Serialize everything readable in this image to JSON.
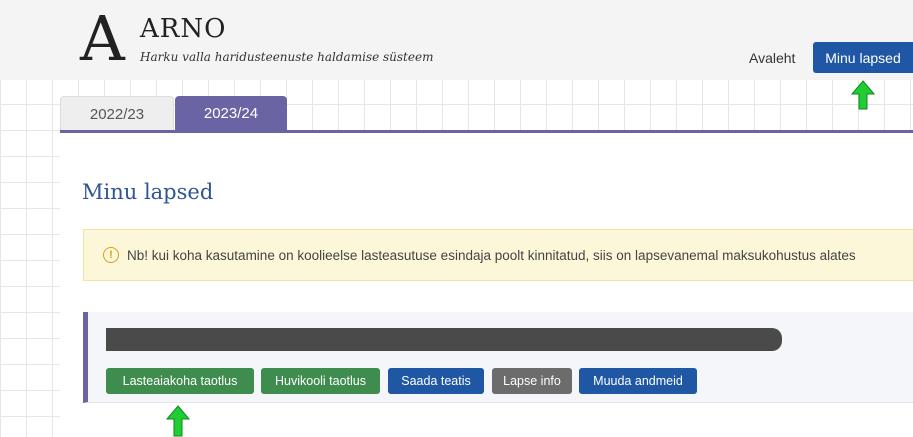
{
  "header": {
    "logo_letter": "A",
    "logo_name": "ARNO",
    "logo_subtitle": "Harku valla haridusteenuste haldamise süsteem",
    "nav": {
      "home": "Avaleht",
      "active": "Minu lapsed"
    }
  },
  "tabs": [
    {
      "label": "2022/23",
      "active": false
    },
    {
      "label": "2023/24",
      "active": true
    }
  ],
  "main": {
    "title": "Minu lapsed",
    "notice": {
      "icon": "exclamation-circle-icon",
      "text": "Nb! kui koha kasutamine on koolieelse lasteasutuse esindaja poolt kinnitatud, siis on lapsevanemal maksukohustus alates"
    },
    "child": {
      "buttons": [
        {
          "label": "Lasteaiakoha taotlus",
          "style": "green"
        },
        {
          "label": "Huvikooli taotlus",
          "style": "green"
        },
        {
          "label": "Saada teatis",
          "style": "blue"
        },
        {
          "label": "Lapse info",
          "style": "gray"
        },
        {
          "label": "Muuda andmeid",
          "style": "blue"
        }
      ]
    }
  },
  "annotations": {
    "arrow_color": "#22cc33",
    "arrow_icon": "up-arrow-icon"
  },
  "colors": {
    "primary_blue": "#1f57a4",
    "tab_purple": "#6b64a4",
    "button_green": "#3f8d4e",
    "button_gray": "#6c6c6c",
    "title_blue": "#2f5592",
    "notice_bg": "#fdf7d9"
  }
}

──────────

__Written instruction__
Leave the images out and output the remaining material exactly as it stands.

__Correct response__
Serialize everything readable in this image to JSON.
{
  "header": {
    "logo_letter": "A",
    "logo_name": "ARNO",
    "logo_subtitle": "Harku valla haridusteenuste haldamise süsteem",
    "nav": {
      "home": "Avaleht",
      "active": "Minu lapsed"
    }
  },
  "tabs": [
    {
      "label": "2022/23",
      "active": false
    },
    {
      "label": "2023/24",
      "active": true
    }
  ],
  "main": {
    "title": "Minu lapsed",
    "notice": {
      "icon": "exclamation-circle-icon",
      "text": "Nb! kui koha kasutamine on koolieelse lasteasutuse esindaja poolt kinnitatud, siis on lapsevanemal maksukohustus alates"
    },
    "child": {
      "buttons": [
        {
          "label": "Lasteaiakoha taotlus",
          "style": "green"
        },
        {
          "label": "Huvikooli taotlus",
          "style": "green"
        },
        {
          "label": "Saada teatis",
          "style": "blue"
        },
        {
          "label": "Lapse info",
          "style": "gray"
        },
        {
          "label": "Muuda andmeid",
          "style": "blue"
        }
      ]
    }
  },
  "annotations": {
    "arrow_color": "#22cc33",
    "arrow_icon": "up-arrow-icon"
  },
  "colors": {
    "primary_blue": "#1f57a4",
    "tab_purple": "#6b64a4",
    "button_green": "#3f8d4e",
    "button_gray": "#6c6c6c",
    "title_blue": "#2f5592",
    "notice_bg": "#fdf7d9"
  }
}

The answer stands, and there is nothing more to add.